((

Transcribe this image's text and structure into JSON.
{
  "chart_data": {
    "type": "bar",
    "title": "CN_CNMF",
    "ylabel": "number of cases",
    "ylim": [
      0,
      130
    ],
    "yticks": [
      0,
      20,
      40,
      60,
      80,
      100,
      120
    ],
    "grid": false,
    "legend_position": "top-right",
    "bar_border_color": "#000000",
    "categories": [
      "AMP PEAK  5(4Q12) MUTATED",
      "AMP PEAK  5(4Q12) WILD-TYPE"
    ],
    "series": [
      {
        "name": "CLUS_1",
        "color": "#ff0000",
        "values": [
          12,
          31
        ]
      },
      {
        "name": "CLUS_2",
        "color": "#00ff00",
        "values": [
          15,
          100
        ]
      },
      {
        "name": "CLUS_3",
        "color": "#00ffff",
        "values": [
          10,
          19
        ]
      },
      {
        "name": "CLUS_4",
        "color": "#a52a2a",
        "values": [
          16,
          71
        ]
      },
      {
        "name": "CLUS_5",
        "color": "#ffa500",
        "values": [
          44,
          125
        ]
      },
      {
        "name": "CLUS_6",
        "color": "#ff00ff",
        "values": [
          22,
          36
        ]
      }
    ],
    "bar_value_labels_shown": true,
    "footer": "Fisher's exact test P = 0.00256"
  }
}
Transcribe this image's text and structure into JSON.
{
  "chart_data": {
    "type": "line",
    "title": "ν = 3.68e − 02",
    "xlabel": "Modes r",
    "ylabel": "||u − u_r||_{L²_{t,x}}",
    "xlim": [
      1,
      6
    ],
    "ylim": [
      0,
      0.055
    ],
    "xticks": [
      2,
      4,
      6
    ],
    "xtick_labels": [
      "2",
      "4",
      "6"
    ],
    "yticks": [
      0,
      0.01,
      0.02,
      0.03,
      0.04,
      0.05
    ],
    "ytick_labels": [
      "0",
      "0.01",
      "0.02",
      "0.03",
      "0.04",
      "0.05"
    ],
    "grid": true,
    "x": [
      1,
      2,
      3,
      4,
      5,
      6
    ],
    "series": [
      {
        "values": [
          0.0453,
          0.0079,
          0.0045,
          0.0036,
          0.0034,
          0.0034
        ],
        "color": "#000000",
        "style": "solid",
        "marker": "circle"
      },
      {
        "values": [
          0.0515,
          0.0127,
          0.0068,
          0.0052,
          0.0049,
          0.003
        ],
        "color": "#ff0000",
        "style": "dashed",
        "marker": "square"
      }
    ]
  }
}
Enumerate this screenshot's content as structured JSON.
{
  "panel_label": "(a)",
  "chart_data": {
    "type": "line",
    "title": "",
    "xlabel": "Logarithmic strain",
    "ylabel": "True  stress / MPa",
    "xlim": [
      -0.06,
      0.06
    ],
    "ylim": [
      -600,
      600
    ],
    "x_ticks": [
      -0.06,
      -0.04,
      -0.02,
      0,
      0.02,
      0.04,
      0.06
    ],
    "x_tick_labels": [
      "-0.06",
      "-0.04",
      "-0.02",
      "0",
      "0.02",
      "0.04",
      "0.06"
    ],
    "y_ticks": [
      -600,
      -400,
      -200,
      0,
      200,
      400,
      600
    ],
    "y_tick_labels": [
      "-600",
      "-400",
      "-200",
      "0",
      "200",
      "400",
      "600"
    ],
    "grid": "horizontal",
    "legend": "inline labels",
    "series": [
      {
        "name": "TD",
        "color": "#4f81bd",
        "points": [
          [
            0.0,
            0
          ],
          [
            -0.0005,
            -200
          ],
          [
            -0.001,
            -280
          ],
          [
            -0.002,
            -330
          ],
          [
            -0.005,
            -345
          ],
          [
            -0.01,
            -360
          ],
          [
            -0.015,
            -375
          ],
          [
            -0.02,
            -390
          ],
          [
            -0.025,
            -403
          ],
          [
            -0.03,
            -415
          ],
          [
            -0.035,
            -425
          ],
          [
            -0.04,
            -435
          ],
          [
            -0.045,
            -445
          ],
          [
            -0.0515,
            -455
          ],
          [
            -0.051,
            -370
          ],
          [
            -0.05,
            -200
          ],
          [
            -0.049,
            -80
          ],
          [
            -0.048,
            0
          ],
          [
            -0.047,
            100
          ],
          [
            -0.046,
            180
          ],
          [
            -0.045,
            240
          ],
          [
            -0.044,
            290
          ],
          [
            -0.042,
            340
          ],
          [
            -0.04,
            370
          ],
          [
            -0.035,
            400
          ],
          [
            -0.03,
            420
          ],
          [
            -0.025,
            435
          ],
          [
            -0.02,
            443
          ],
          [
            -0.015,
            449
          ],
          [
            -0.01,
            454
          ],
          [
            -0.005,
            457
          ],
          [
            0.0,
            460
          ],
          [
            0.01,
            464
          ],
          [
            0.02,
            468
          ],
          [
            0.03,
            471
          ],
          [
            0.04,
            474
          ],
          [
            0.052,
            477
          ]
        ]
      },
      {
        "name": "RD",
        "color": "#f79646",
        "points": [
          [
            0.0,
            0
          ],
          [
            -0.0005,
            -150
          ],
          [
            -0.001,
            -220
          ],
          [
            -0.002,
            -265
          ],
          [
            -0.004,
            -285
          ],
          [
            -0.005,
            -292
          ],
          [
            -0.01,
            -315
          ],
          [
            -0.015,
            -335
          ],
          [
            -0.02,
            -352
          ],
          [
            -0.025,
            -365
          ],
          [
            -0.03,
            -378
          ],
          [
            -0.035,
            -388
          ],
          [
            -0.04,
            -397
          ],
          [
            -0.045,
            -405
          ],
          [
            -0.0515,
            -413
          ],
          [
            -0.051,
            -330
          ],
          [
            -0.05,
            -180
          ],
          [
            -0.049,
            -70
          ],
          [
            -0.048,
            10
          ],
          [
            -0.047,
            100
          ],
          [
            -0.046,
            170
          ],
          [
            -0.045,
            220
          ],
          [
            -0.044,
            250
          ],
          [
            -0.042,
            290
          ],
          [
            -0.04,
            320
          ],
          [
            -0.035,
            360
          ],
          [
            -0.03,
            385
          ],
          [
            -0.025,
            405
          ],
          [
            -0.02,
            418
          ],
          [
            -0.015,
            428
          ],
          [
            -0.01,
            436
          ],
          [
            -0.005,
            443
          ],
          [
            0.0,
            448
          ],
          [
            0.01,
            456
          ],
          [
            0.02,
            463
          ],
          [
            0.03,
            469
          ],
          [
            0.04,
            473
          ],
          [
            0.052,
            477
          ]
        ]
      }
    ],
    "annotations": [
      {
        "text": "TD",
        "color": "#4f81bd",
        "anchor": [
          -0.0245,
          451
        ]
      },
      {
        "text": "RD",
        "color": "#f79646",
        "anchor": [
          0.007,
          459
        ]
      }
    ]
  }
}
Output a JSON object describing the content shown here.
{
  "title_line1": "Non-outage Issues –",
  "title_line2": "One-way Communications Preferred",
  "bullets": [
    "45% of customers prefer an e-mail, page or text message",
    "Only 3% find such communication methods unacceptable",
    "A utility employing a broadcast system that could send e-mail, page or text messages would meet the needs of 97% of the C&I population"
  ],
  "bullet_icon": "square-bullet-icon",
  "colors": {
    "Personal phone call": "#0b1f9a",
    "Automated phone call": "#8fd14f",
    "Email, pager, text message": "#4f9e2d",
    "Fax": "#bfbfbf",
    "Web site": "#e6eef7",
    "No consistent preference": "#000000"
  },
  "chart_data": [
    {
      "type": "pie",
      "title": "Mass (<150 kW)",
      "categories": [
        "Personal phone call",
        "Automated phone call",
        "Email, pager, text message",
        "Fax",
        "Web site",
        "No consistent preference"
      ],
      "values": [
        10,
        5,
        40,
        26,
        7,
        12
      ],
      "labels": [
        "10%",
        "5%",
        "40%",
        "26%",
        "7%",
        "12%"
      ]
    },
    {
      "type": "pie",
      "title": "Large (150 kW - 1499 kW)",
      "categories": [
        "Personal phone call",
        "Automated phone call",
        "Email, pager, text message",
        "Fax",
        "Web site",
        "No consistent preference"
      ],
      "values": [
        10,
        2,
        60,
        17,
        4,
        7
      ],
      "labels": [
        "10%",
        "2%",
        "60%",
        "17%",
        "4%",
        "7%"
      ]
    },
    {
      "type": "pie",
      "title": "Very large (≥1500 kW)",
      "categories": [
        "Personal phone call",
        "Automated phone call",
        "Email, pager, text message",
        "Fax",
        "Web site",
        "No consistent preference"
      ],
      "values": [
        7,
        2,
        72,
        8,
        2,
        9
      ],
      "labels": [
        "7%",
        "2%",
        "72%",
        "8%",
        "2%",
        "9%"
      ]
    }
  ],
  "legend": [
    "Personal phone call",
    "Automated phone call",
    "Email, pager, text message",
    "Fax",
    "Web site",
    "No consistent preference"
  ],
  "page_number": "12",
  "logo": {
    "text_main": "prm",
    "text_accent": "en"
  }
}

))

Given exercise: Return each line of the data that contains the string "ylabel".

Task response:
    "ylabel": "number of cases",
    "ylabel": "||u − u_r||_{L²_{t,x}}",
    "ylabel": "True  stress / MPa",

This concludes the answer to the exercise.